- [STATED TASK 1]: In the records, everything from the first line down to the line containing "- outer-chord: [491, 1092, 493, 1104]", replace "contour-member" with "contour-strut" and leave the rest unchanged. Return only those lines.
- [STATED TASK 2]: Extend the forum thread about a Spanish term for "female devil" from the point where it stops.

- [PROVIDED TEXT]:
++++

Female Devil
November 17, 2021 12:07 PM   Subscribe

I am looking for an accurate Spanish phrase for "female devil" or "she devil." I've found ella diablo, and el diablo feminino. I thought it might be el diabla. But the situation in a dramatic script is a Hispanic woman is calling another woman a devil. What would she say and how would she say it so as to be correct?
posted by CollectiveMind to Society & Culture (12 answers total)
 
You probably want "la diabla." The rest of these are either ungrammatical or kind of weird.

But honestly, you should run the whole chunk of dialogue past a Spanish-speaker to be sure the phrase fits the context.
posted by nebulawindphone at 12:18 PM on November 17, 2021 [7 favorites]


la diabla sounds right to me. You might get away with la demoña too.
posted by jquinby at 12:30 PM on November 17, 2021 [2 favorites]


Ah - also, there might be regional slang that fits the scene better - Mexican versus, say, Cuban or Puerto Rican. If you can find a native speaker from the particular country/region you're writing for, you might get the perfect word(s).
posted by jquinby at 12:33 PM on November 17, 2021 [3 favorites]


My Peruvian wife prefers demoña. A diabla could be just mischievous or cheeky-- demoña is serious.

++++

- [INPUT ROWS]:

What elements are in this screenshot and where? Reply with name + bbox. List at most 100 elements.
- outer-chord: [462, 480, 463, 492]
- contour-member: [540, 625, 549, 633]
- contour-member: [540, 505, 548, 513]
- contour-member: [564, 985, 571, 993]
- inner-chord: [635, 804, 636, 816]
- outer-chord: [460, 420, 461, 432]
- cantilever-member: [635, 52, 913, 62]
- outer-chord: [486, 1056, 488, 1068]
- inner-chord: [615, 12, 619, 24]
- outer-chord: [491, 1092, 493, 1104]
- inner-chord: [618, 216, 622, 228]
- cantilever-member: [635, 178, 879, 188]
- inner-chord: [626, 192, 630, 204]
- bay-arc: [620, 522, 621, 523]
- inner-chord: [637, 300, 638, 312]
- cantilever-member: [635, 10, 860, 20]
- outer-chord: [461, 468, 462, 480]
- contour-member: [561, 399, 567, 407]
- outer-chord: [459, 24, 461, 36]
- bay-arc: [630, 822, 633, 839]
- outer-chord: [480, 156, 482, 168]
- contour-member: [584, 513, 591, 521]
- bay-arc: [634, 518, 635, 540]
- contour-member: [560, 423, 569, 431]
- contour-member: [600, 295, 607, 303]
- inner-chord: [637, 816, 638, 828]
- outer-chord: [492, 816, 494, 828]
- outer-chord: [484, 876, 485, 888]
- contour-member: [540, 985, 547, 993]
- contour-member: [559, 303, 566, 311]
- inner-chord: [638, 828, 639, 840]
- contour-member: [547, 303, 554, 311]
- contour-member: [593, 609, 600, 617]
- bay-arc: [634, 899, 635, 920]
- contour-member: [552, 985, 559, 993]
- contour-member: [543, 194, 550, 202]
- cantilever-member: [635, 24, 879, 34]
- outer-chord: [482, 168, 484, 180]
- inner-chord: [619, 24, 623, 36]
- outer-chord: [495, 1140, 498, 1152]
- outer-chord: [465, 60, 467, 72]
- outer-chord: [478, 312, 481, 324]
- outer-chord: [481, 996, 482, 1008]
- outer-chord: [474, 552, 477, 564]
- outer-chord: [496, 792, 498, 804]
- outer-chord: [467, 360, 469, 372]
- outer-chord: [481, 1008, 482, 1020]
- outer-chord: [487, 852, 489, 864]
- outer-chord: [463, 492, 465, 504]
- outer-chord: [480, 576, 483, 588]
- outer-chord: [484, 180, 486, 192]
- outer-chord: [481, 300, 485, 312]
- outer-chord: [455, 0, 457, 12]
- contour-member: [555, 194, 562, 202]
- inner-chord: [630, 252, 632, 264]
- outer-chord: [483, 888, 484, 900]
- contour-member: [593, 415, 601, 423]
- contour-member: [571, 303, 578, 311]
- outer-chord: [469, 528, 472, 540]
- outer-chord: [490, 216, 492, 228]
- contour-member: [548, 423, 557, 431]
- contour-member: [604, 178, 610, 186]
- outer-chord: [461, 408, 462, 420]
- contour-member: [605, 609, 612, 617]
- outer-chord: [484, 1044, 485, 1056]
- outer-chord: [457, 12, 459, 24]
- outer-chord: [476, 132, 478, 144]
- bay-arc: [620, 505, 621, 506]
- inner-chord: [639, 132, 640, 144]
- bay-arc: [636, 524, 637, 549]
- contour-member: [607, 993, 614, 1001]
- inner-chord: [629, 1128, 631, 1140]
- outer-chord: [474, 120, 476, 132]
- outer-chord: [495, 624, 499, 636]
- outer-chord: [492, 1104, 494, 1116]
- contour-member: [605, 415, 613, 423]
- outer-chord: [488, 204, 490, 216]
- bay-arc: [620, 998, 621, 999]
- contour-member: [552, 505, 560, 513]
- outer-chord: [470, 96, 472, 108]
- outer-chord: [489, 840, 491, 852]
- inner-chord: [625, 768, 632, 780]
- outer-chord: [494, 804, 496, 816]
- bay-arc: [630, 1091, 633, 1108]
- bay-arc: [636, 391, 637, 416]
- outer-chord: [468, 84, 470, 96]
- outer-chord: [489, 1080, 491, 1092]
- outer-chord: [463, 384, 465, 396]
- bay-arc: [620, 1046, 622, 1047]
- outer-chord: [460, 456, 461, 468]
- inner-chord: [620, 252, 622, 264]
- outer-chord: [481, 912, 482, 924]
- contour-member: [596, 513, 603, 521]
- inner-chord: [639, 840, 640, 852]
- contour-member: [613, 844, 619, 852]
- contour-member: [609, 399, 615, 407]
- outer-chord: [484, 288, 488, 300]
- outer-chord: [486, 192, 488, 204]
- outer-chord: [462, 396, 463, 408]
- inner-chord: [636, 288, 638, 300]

++++

- [RESPONSE 1]:
What elements are in this screenshot and where? Reply with name + bbox. List at most 100 elements.
- outer-chord: [462, 480, 463, 492]
- contour-strut: [540, 625, 549, 633]
- contour-strut: [540, 505, 548, 513]
- contour-strut: [564, 985, 571, 993]
- inner-chord: [635, 804, 636, 816]
- outer-chord: [460, 420, 461, 432]
- cantilever-member: [635, 52, 913, 62]
- outer-chord: [486, 1056, 488, 1068]
- inner-chord: [615, 12, 619, 24]
- outer-chord: [491, 1092, 493, 1104]

- [RESPONSE 2]:
(If you're not sure when to use el/la, please run any dialog past a native speaker.)
posted by zompist at 12:56 PM on November 17, 2021 [15 favorites]


Diablesa, not diabla. Demonia is spelled without ñ if you want to go that route
posted by O9scar at 2:39 PM on November 17, 2021


I'm a native speaker, from Colombia. I'd say "eres un demonio" (doesn't matter that demonio is masculine, it may apply to both women and men in the conversation you referenced). Or "eres diabólica" (but here it's used as an adjective, not a noun). Diabla I've never heard or seen in writing. Ella diablo definitely doesn't exist. Diablo femenino sounds like a theoretical construct, not something to call anybody in a conversation.
posted by MrMisterio at 2:40 PM on November 17, 2021 [8 favorites]


Non-native speaker here, una/la diabla and diablita (which is diminutive and therefore more affectionate) are in a bunch of lyrics in songs, typically sung by men about women.
posted by vegartanipla at 4:47 PM on November 17, 2021 [1 favorite]


“Ella diablo” is literally just the words “she” (ella) and “devil” (diablo) one after the other. It doesn’t mean anything.
posted by mekily at 6:42 PM on November 17, 2021 [3 favorites]


In argentinian spanish, la diabla wouldn't really capture the spirit of she-devil...it's just "female devil". Something closer would be "la perra" or "la conchuda", but there isn't really a good direct translation.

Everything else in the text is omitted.